start Supplied entries

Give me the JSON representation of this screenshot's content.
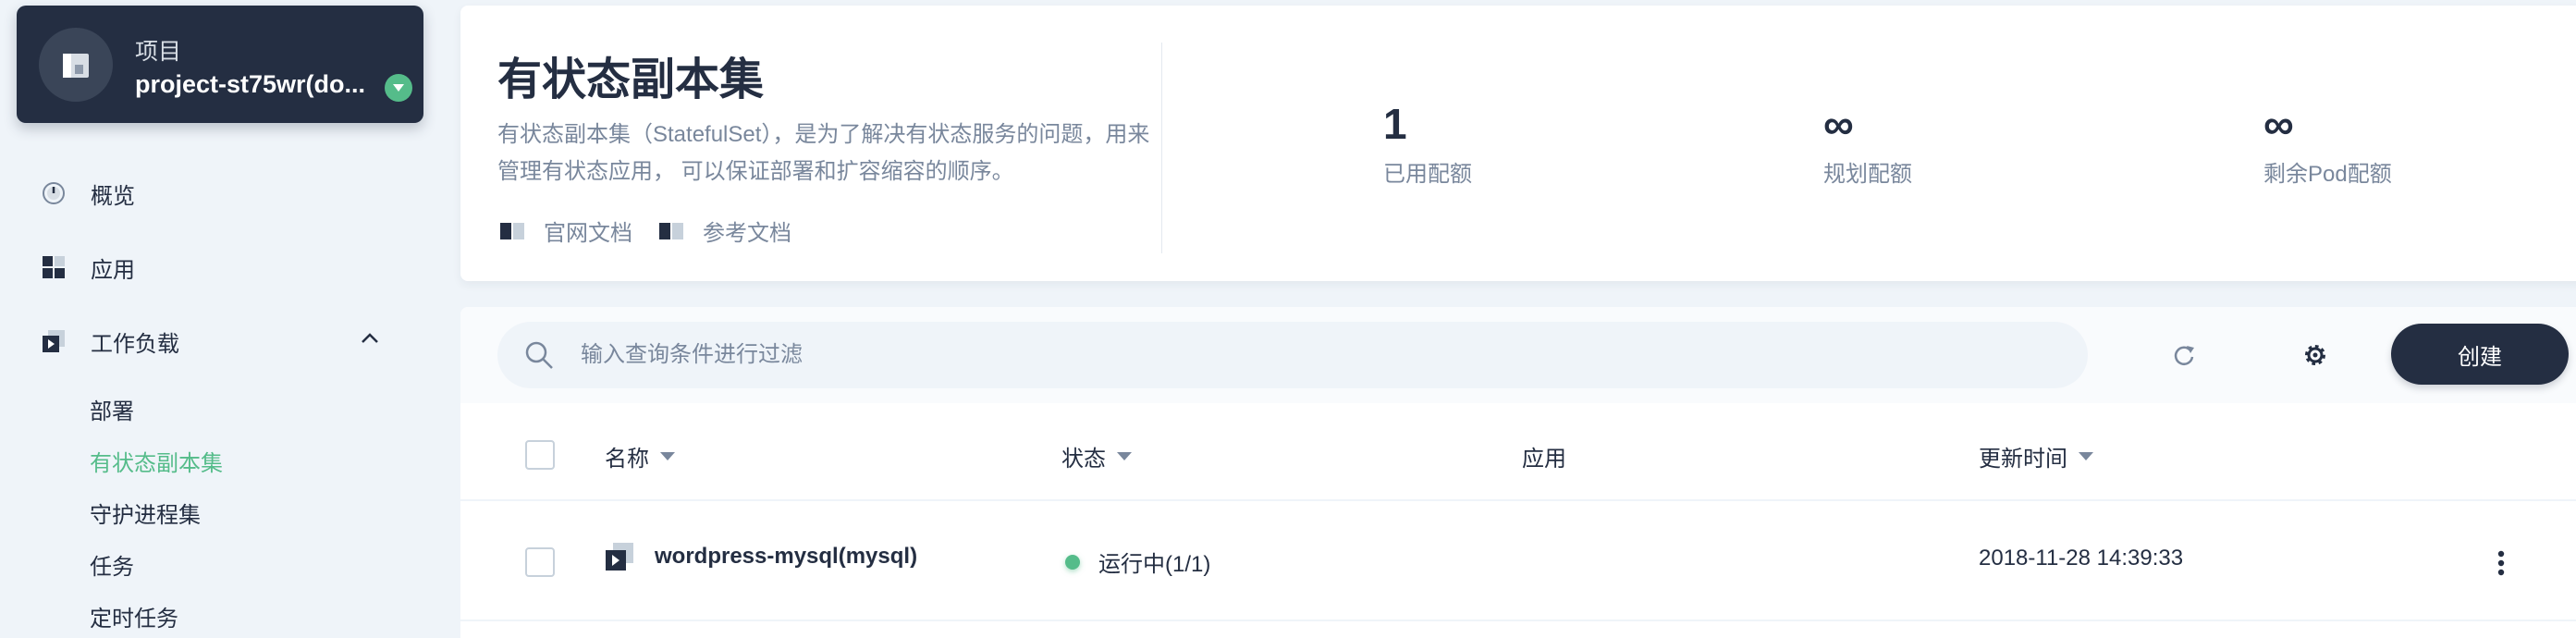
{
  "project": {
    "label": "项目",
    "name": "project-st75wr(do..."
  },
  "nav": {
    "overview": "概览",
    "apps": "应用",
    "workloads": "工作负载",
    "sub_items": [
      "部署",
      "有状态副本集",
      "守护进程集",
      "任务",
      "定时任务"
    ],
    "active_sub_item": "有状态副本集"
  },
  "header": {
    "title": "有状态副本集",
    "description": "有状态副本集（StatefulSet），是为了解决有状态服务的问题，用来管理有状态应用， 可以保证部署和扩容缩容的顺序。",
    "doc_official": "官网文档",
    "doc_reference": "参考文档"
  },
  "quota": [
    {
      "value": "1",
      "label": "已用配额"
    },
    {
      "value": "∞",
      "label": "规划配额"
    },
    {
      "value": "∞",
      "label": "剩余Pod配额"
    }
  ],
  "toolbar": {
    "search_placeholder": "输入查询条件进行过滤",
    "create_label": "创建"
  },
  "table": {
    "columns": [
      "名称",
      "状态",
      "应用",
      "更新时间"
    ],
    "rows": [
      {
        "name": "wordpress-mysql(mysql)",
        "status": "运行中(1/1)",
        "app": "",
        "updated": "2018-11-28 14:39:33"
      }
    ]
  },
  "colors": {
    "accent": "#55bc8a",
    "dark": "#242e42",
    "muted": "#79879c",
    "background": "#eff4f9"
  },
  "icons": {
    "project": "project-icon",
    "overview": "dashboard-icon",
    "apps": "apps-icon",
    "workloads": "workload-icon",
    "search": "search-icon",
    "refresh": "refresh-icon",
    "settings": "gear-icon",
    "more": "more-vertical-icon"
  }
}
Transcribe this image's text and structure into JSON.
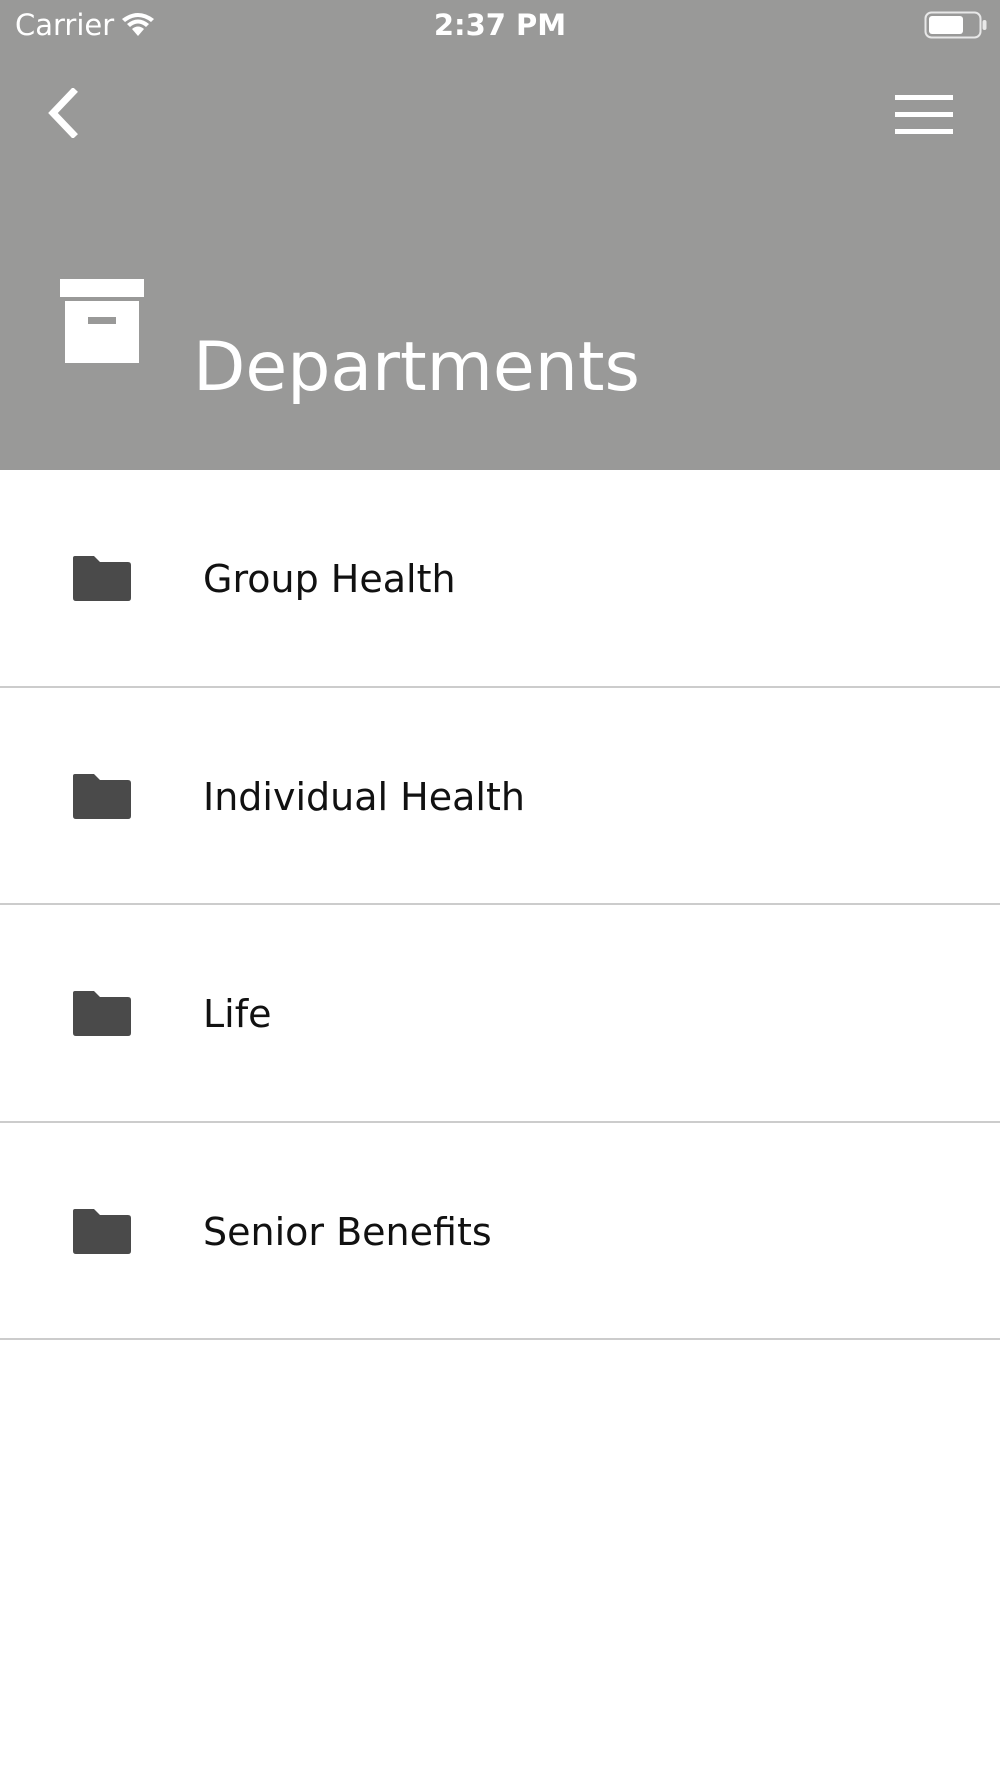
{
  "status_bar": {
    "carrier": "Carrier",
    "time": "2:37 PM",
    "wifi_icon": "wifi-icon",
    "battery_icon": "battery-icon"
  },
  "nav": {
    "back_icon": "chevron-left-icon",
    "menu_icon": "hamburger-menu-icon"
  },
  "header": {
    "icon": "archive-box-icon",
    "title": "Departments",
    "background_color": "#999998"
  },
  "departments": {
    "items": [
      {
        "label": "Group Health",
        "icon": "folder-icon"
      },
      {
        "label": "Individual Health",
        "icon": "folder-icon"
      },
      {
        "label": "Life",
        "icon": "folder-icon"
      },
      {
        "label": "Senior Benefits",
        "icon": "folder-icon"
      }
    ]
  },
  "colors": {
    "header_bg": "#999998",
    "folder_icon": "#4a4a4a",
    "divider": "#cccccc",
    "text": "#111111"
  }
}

end Supplied entries
start Supplied entries

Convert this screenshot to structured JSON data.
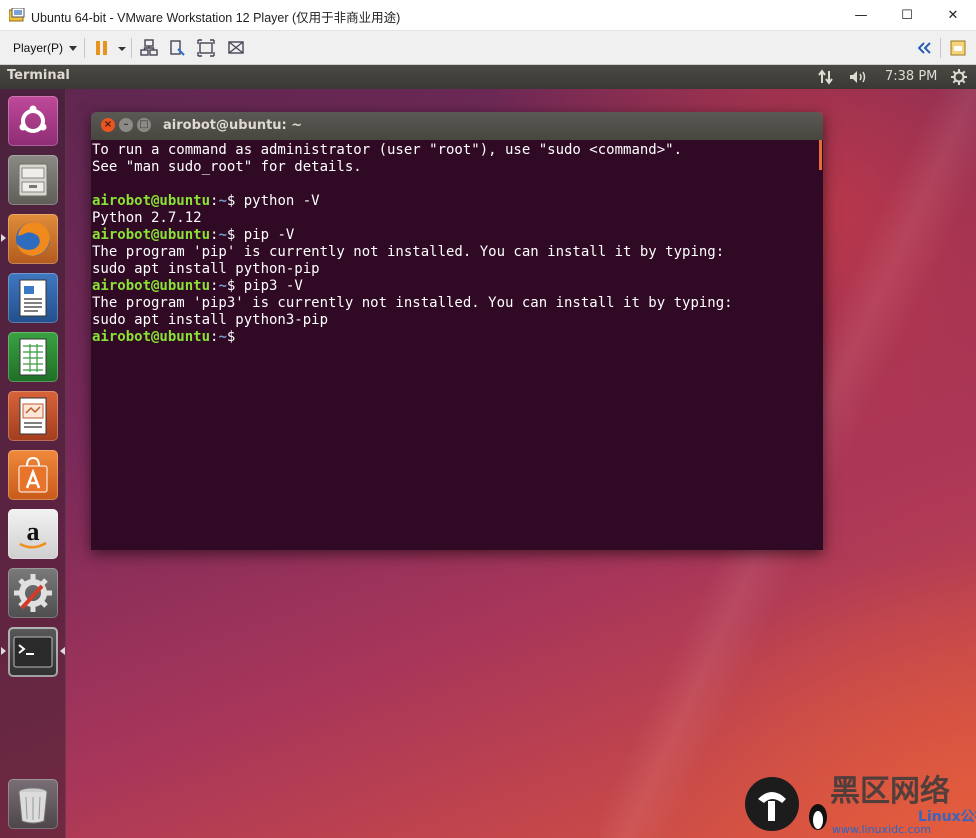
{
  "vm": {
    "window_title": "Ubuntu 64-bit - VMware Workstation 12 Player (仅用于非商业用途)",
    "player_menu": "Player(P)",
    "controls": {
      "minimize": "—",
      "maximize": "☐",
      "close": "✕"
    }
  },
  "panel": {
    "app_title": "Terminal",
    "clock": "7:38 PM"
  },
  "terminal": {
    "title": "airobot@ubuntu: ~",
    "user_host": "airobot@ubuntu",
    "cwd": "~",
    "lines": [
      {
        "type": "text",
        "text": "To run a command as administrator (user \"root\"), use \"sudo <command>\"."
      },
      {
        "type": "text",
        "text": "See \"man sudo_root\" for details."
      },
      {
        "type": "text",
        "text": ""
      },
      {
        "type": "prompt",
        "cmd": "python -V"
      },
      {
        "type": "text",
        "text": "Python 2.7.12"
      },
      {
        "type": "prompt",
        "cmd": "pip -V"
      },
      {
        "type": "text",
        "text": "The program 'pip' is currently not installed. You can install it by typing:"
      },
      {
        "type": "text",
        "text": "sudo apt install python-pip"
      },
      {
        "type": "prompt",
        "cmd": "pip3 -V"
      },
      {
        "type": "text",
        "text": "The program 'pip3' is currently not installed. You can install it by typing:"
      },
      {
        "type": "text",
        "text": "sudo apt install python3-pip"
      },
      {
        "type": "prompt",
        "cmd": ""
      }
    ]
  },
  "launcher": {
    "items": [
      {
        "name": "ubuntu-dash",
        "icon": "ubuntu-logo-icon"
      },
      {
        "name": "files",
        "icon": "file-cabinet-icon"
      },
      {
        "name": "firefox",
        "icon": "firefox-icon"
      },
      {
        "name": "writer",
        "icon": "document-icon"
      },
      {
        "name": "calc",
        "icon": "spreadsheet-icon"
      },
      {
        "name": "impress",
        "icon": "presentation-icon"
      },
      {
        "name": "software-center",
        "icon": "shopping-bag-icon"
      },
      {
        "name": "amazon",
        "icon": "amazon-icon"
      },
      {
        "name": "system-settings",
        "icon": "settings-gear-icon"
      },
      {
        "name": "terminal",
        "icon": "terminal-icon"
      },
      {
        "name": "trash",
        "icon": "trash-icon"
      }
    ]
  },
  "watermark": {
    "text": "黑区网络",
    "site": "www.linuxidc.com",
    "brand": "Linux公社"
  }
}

end Supplied entries

To do =
Tally up the lines in the preceding listing that contain the string "gear". Respond with the number and nothing else.

Answer to the exercise =
2